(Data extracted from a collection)
[START]
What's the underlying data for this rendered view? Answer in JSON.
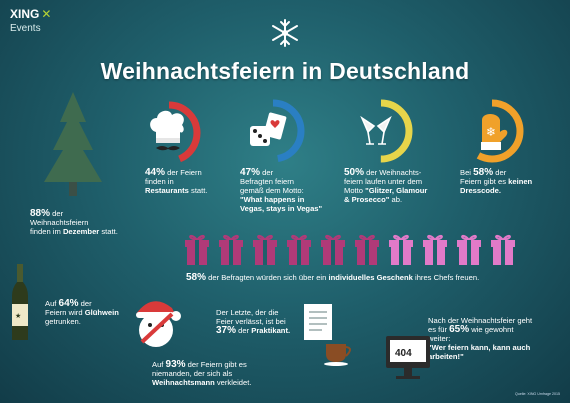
{
  "brand": {
    "logo_text": "XING",
    "logo_mark": "x-mark",
    "subtitle": "Events"
  },
  "title": "Weihnachtsfeiern in Deutschland",
  "colors": {
    "red": "#d93a3a",
    "blue": "#2a7fc3",
    "yellow": "#e7d54a",
    "orange": "#f0a12a",
    "pink": "#e17ac8",
    "gift": "#b03a78",
    "teal": "#1f5f6b"
  },
  "facts": {
    "restaurants": {
      "percent": "44%",
      "pre": "der Feiern",
      "line2": "finden in",
      "strong": "Restaurants",
      "post": "statt.",
      "ring": 0.44
    },
    "vegas": {
      "percent": "47%",
      "pre": "der",
      "line2": "Befragten feiern",
      "line3": "gemäß dem Motto:",
      "strong1": "\"What happens in",
      "strong2": "Vegas, stays in Vegas\"",
      "ring": 0.47
    },
    "glitzer": {
      "percent": "50%",
      "pre": "der Weihnachts-",
      "line2": "feiern laufen unter dem",
      "line3": "Motto",
      "strong1": "\"Glitzer, Glamour",
      "strong2": "& Prosecco\"",
      "post": "ab.",
      "ring": 0.5
    },
    "dresscode": {
      "pre": "Bei",
      "percent": "58%",
      "post": "der",
      "line2": "Feiern gibt es",
      "strong1": "keinen",
      "strong2": "Dresscode.",
      "ring": 0.58
    },
    "december": {
      "percent": "88%",
      "pre": "der",
      "line2": "Weihnachtsfeiern",
      "line3": "finden im",
      "strong": "Dezember",
      "post": "statt."
    },
    "gift": {
      "percent": "58%",
      "pre": "der Befragten würden sich über ein",
      "strong": "individuelles Geschenk",
      "post": "ihres Chefs freuen.",
      "gift_count": 10,
      "highlight_count": 6
    },
    "gluehwein": {
      "pre": "Auf",
      "percent": "64%",
      "post": "der",
      "line2": "Feiern wird",
      "strong": "Glühwein",
      "line3": "getrunken."
    },
    "santa": {
      "pre": "Auf",
      "percent": "93%",
      "post": "der Feiern gibt es",
      "line2": "niemanden, der sich als",
      "strong": "Weihnachtsmann",
      "line3": "verkleidet."
    },
    "praktikant": {
      "line1": "Der Letzte, der die",
      "line2": "Feier verlässt, ist bei",
      "percent": "37%",
      "pre": "der",
      "strong": "Praktikant."
    },
    "motto": {
      "line1": "Nach der Weihnachtsfeier geht",
      "line2pre": "es für",
      "percent": "65%",
      "line2post": "wie gewohnt",
      "line3": "weiter:",
      "strong1": "\"Wer feiern kann, kann auch",
      "strong2": "arbeiten!\"",
      "screen_text": "404"
    }
  },
  "footer": "Quelle: XING Umfrage 2015"
}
[END]
* WHAT YOU NEED TO DO *
Scan the material above. Extract every line in which the word "Befragten" occurs.

* FULL SOLUTION *
      "line2": "Befragten feiern",
      "pre": "der Befragten würden sich über ein",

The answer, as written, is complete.